───── Supplied data ─────

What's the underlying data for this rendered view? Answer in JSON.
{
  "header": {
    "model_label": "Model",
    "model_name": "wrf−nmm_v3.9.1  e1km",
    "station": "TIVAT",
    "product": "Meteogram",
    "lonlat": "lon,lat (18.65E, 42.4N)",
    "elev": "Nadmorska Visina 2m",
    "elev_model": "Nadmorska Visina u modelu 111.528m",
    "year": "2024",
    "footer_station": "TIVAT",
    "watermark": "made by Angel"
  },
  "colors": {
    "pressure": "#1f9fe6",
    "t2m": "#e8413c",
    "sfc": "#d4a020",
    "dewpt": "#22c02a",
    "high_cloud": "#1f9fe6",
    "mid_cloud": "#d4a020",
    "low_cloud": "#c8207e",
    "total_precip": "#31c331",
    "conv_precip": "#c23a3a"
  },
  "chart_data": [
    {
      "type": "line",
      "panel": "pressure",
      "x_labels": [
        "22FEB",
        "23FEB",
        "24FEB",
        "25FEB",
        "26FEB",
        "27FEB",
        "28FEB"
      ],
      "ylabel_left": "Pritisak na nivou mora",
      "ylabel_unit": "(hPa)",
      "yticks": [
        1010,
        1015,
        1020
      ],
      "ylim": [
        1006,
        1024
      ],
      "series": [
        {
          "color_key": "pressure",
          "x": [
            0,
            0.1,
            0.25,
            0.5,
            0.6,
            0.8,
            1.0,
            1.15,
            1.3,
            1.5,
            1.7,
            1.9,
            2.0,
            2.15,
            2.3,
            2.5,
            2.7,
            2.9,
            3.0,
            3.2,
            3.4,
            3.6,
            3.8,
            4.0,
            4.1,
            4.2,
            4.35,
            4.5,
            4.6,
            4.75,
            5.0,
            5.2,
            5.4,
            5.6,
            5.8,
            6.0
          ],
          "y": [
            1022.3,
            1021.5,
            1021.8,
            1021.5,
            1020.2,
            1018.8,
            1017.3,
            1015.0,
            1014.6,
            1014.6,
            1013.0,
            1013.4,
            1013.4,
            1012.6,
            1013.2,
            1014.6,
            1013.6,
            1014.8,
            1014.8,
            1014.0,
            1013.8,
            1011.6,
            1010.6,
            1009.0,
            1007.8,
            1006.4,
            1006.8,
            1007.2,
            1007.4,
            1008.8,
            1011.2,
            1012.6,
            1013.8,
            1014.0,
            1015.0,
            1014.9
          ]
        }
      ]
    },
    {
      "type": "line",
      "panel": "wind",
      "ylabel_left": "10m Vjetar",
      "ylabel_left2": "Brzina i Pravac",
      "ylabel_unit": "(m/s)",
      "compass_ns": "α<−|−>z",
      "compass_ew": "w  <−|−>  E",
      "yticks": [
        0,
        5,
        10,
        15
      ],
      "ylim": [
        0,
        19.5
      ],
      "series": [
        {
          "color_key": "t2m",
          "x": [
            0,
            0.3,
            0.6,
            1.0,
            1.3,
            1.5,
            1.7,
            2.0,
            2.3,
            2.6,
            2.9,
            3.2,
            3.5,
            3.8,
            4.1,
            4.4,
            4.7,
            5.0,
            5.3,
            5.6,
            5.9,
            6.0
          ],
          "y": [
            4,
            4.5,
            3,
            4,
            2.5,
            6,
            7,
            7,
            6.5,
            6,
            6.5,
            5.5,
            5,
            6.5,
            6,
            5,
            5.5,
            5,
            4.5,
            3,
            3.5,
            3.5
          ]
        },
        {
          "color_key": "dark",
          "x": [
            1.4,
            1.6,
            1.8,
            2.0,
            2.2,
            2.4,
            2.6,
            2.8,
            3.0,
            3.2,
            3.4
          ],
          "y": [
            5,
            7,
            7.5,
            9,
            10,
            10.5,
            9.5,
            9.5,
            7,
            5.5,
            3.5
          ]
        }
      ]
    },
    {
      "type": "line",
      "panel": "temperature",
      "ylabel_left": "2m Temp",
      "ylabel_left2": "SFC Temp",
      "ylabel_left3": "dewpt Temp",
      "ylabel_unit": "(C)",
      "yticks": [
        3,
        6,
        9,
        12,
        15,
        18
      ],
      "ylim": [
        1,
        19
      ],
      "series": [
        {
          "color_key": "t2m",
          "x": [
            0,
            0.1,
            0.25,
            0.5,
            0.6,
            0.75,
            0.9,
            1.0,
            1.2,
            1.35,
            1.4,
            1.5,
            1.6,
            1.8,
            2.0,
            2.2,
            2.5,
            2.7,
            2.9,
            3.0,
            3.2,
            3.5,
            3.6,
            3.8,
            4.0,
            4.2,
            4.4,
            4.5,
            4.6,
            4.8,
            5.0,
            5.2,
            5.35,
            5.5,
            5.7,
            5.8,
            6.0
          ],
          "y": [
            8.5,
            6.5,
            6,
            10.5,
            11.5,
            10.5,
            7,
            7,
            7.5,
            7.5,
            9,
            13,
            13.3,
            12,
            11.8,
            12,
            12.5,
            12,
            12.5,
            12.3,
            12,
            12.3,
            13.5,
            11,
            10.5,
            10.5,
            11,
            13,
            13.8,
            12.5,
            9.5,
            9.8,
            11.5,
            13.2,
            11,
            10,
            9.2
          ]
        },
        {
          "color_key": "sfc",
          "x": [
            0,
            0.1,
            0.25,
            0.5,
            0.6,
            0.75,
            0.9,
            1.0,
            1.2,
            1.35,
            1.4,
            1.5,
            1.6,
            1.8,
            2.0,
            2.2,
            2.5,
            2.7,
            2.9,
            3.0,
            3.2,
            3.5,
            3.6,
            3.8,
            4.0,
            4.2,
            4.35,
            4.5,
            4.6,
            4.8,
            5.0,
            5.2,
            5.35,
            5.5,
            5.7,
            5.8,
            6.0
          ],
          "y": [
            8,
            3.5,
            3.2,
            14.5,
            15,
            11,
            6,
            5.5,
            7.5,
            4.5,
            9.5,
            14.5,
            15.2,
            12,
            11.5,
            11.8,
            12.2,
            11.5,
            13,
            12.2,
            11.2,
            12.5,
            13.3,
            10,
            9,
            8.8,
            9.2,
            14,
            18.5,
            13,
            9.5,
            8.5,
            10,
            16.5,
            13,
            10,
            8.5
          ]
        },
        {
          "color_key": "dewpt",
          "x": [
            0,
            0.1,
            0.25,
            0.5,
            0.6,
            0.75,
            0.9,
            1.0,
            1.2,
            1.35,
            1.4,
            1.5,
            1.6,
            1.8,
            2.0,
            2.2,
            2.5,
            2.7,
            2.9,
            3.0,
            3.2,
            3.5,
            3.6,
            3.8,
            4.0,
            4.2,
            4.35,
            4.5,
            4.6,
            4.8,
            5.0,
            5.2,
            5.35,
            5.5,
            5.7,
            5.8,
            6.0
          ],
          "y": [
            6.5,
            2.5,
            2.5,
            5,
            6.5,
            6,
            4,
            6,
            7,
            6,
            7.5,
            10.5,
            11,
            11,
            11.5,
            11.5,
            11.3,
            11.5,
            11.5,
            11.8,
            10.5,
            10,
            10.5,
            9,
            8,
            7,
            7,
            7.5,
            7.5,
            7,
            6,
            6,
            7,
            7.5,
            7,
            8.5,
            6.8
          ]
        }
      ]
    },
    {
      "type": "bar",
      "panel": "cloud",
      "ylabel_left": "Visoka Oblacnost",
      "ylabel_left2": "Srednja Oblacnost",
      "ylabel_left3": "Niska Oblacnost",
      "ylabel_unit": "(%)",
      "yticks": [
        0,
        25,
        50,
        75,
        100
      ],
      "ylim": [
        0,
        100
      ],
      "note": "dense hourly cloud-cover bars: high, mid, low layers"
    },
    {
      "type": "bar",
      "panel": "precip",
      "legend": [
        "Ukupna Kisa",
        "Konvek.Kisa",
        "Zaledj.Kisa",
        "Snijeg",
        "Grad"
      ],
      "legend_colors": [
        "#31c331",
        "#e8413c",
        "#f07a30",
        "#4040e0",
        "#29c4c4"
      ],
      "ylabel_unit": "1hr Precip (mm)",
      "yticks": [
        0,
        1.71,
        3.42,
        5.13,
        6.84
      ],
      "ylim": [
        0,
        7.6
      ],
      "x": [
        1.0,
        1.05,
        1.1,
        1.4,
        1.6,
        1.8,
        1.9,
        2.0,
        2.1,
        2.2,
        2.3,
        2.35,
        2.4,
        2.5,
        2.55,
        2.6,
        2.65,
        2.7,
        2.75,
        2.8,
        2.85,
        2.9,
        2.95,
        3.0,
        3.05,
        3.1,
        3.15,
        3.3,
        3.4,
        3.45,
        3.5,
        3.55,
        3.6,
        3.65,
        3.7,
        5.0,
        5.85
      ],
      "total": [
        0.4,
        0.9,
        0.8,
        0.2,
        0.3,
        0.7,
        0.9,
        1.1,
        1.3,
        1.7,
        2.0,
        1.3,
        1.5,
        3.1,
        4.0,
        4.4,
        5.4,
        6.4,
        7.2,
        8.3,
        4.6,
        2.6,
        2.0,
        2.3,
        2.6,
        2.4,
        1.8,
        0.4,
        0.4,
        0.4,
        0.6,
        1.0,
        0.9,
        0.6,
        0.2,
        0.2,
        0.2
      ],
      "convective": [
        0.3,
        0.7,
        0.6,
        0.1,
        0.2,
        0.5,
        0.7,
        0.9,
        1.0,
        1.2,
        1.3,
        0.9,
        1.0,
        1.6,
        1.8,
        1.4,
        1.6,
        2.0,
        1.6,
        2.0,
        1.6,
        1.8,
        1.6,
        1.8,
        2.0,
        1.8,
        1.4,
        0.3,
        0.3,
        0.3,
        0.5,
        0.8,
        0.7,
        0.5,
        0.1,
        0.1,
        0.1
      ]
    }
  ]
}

─────

Check each line above for the word "Kisa" and give the number of lines that have it, nothing else.

**Response:** 3